**Objective**
In your copy, include every line of the listing below exactly but none of the pictures.

**Extracted data**
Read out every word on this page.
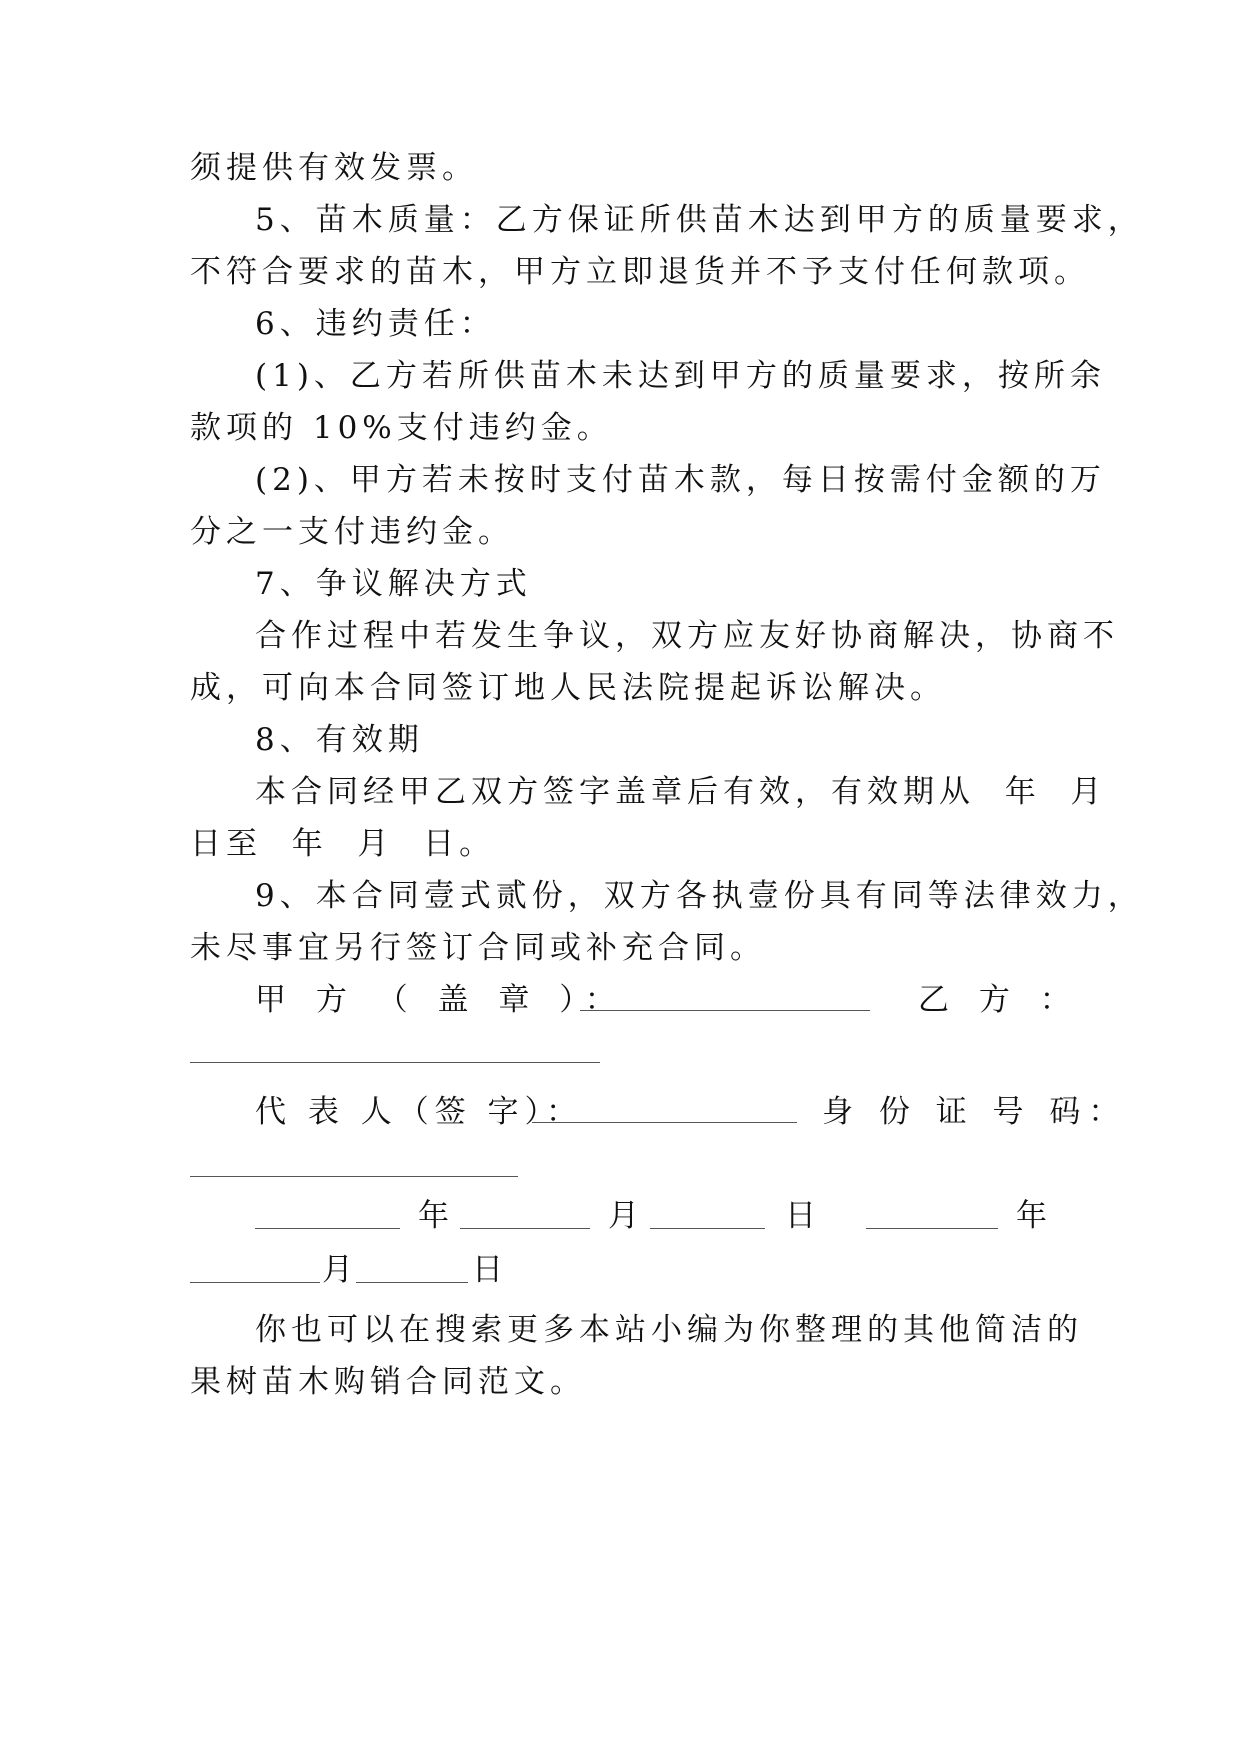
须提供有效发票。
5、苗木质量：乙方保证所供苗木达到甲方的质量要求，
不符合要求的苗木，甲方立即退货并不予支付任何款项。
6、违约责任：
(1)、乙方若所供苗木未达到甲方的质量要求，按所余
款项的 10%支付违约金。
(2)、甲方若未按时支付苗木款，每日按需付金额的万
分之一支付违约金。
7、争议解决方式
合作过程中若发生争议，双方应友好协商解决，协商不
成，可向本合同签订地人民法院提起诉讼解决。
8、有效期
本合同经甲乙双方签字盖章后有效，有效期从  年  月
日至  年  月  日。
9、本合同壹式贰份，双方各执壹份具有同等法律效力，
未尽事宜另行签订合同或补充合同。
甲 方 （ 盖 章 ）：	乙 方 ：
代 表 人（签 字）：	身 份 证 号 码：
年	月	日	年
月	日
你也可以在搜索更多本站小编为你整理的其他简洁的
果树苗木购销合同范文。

**The completed task**
Read out every word on this page.
须提供有效发票。
5、苗木质量：乙方保证所供苗木达到甲方的质量要求，
不符合要求的苗木，甲方立即退货并不予支付任何款项。
6、违约责任：
(1)、乙方若所供苗木未达到甲方的质量要求，按所余
款项的 10%支付违约金。
(2)、甲方若未按时支付苗木款，每日按需付金额的万
分之一支付违约金。
7、争议解决方式
合作过程中若发生争议，双方应友好协商解决，协商不
成，可向本合同签订地人民法院提起诉讼解决。
8、有效期
本合同经甲乙双方签字盖章后有效，有效期从  年  月
日至  年  月  日。
9、本合同壹式贰份，双方各执壹份具有同等法律效力，
未尽事宜另行签订合同或补充合同。
甲 方 （ 盖 章 ）：	乙 方 ：
代 表 人（签 字）：	身 份 证 号 码：
年	月	日	年
月	日
你也可以在搜索更多本站小编为你整理的其他简洁的
果树苗木购销合同范文。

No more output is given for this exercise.